* [Prompt]: Return exactly the lines of the entries that start at the line containing "Convert this screenshot" and continue to the last line. Omit the pictures.

--- start of Records to process ---

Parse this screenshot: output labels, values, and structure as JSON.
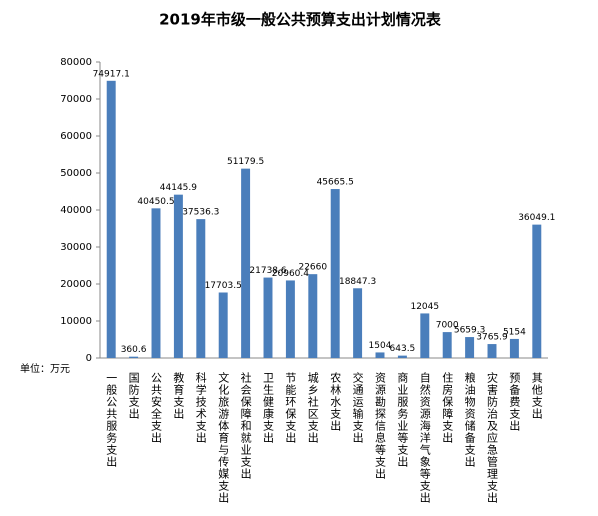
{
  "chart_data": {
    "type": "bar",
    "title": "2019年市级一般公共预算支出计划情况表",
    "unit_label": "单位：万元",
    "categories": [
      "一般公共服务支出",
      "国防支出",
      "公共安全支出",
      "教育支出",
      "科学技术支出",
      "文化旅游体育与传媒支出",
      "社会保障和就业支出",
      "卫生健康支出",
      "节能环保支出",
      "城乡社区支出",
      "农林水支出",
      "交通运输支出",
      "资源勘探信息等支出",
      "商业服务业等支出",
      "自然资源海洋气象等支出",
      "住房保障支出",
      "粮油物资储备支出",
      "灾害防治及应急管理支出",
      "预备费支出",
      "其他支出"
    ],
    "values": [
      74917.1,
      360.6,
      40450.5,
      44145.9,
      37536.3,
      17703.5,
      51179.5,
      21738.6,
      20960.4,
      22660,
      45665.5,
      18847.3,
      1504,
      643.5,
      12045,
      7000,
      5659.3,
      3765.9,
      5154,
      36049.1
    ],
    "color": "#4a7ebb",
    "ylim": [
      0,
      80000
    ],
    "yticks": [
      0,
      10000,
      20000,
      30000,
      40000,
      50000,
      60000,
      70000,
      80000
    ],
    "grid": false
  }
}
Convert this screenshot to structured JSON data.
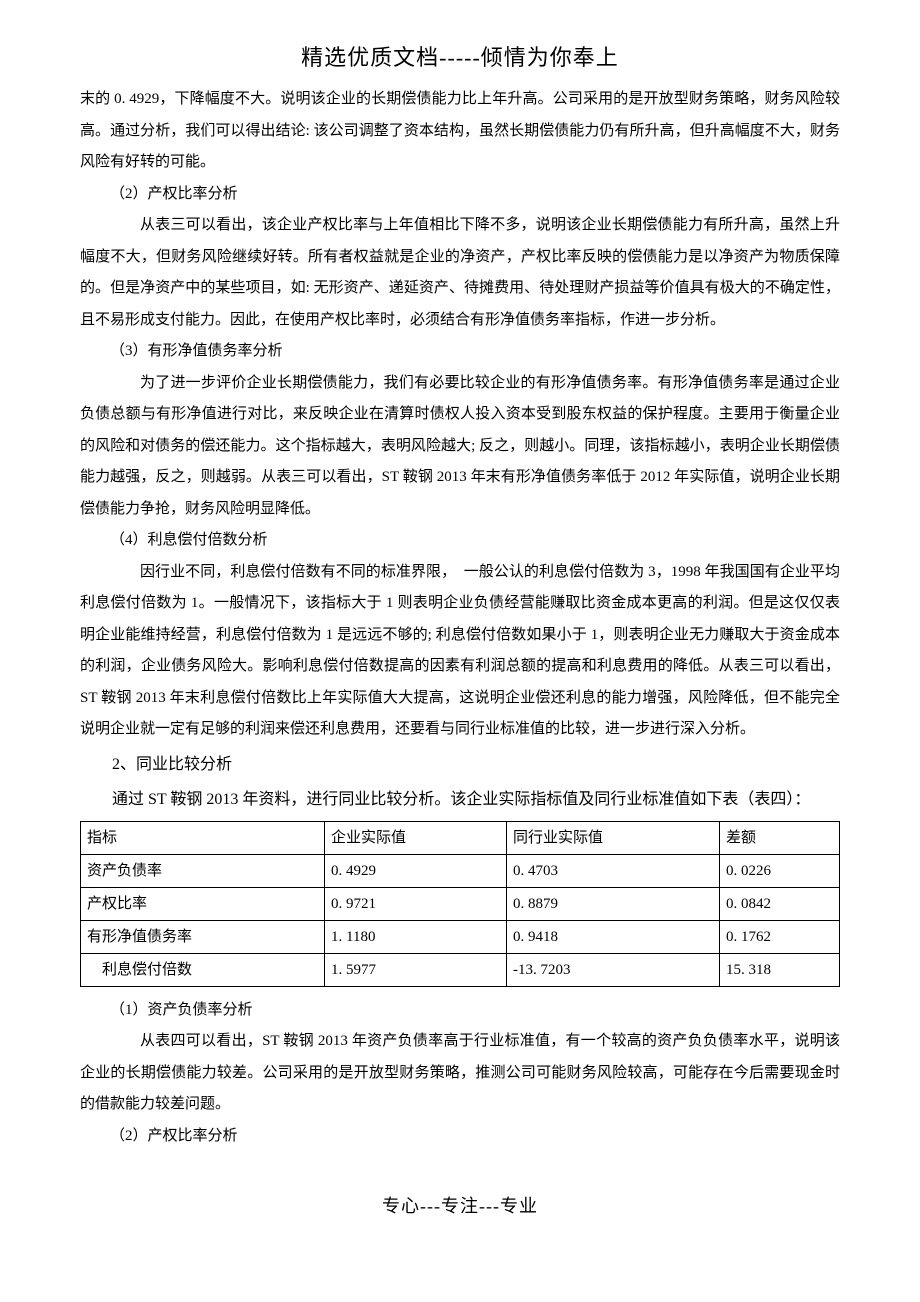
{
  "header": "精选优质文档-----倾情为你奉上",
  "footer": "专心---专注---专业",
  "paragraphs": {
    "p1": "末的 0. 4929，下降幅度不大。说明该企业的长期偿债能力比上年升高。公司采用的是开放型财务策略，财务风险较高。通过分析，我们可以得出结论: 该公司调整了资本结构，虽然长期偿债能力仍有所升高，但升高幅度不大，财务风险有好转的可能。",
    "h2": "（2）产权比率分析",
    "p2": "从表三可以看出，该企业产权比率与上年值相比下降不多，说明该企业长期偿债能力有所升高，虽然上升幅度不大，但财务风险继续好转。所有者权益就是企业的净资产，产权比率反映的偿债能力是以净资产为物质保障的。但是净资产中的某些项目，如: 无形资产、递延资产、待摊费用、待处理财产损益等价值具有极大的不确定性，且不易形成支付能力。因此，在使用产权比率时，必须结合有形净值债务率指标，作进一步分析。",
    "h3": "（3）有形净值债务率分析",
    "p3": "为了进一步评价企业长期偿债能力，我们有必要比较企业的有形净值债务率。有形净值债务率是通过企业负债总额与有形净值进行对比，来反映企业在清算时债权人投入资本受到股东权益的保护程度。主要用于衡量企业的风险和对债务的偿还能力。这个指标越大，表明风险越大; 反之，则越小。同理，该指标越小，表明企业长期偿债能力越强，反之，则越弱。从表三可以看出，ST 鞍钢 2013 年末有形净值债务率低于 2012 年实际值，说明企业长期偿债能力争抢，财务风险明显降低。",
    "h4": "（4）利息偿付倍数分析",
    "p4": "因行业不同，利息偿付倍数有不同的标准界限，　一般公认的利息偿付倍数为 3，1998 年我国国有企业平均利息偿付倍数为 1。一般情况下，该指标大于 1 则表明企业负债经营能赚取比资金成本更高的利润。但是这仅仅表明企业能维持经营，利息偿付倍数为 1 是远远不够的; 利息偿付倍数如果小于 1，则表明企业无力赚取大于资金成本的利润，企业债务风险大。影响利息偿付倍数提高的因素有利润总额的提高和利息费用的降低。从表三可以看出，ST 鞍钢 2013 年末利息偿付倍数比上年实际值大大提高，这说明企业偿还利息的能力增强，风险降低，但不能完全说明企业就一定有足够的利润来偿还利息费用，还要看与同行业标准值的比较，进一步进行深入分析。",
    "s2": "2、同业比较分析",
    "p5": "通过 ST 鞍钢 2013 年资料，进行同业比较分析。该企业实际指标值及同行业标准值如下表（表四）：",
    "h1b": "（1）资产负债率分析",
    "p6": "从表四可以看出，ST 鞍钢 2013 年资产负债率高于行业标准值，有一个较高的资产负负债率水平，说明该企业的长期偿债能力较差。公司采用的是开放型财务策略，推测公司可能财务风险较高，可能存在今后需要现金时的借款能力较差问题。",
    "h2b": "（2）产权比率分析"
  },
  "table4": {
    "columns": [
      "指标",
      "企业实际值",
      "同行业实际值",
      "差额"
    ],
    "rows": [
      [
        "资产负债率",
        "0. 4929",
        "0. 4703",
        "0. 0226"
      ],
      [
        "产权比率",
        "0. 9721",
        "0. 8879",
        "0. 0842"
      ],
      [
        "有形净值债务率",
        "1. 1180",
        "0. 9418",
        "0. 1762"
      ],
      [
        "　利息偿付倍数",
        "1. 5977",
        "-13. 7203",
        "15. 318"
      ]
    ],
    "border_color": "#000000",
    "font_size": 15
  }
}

--- end of Records to process ---

* [Solution below]:
Convert this screenshot to structured JSON data.
{
  "header": "精选优质文档-----倾情为你奉上",
  "footer": "专心---专注---专业",
  "paragraphs": {
    "p1": "末的 0. 4929，下降幅度不大。说明该企业的长期偿债能力比上年升高。公司采用的是开放型财务策略，财务风险较高。通过分析，我们可以得出结论: 该公司调整了资本结构，虽然长期偿债能力仍有所升高，但升高幅度不大，财务风险有好转的可能。",
    "h2": "（2）产权比率分析",
    "p2": "从表三可以看出，该企业产权比率与上年值相比下降不多，说明该企业长期偿债能力有所升高，虽然上升幅度不大，但财务风险继续好转。所有者权益就是企业的净资产，产权比率反映的偿债能力是以净资产为物质保障的。但是净资产中的某些项目，如: 无形资产、递延资产、待摊费用、待处理财产损益等价值具有极大的不确定性，且不易形成支付能力。因此，在使用产权比率时，必须结合有形净值债务率指标，作进一步分析。",
    "h3": "（3）有形净值债务率分析",
    "p3": "为了进一步评价企业长期偿债能力，我们有必要比较企业的有形净值债务率。有形净值债务率是通过企业负债总额与有形净值进行对比，来反映企业在清算时债权人投入资本受到股东权益的保护程度。主要用于衡量企业的风险和对债务的偿还能力。这个指标越大，表明风险越大; 反之，则越小。同理，该指标越小，表明企业长期偿债能力越强，反之，则越弱。从表三可以看出，ST 鞍钢 2013 年末有形净值债务率低于 2012 年实际值，说明企业长期偿债能力争抢，财务风险明显降低。",
    "h4": "（4）利息偿付倍数分析",
    "p4": "因行业不同，利息偿付倍数有不同的标准界限，　一般公认的利息偿付倍数为 3，1998 年我国国有企业平均利息偿付倍数为 1。一般情况下，该指标大于 1 则表明企业负债经营能赚取比资金成本更高的利润。但是这仅仅表明企业能维持经营，利息偿付倍数为 1 是远远不够的; 利息偿付倍数如果小于 1，则表明企业无力赚取大于资金成本的利润，企业债务风险大。影响利息偿付倍数提高的因素有利润总额的提高和利息费用的降低。从表三可以看出，ST 鞍钢 2013 年末利息偿付倍数比上年实际值大大提高，这说明企业偿还利息的能力增强，风险降低，但不能完全说明企业就一定有足够的利润来偿还利息费用，还要看与同行业标准值的比较，进一步进行深入分析。",
    "s2": "2、同业比较分析",
    "p5": "通过 ST 鞍钢 2013 年资料，进行同业比较分析。该企业实际指标值及同行业标准值如下表（表四）：",
    "h1b": "（1）资产负债率分析",
    "p6": "从表四可以看出，ST 鞍钢 2013 年资产负债率高于行业标准值，有一个较高的资产负负债率水平，说明该企业的长期偿债能力较差。公司采用的是开放型财务策略，推测公司可能财务风险较高，可能存在今后需要现金时的借款能力较差问题。",
    "h2b": "（2）产权比率分析"
  },
  "table4": {
    "columns": [
      "指标",
      "企业实际值",
      "同行业实际值",
      "差额"
    ],
    "rows": [
      [
        "资产负债率",
        "0. 4929",
        "0. 4703",
        "0. 0226"
      ],
      [
        "产权比率",
        "0. 9721",
        "0. 8879",
        "0. 0842"
      ],
      [
        "有形净值债务率",
        "1. 1180",
        "0. 9418",
        "0. 1762"
      ],
      [
        "　利息偿付倍数",
        "1. 5977",
        "-13. 7203",
        "15. 318"
      ]
    ],
    "border_color": "#000000",
    "font_size": 15
  }
}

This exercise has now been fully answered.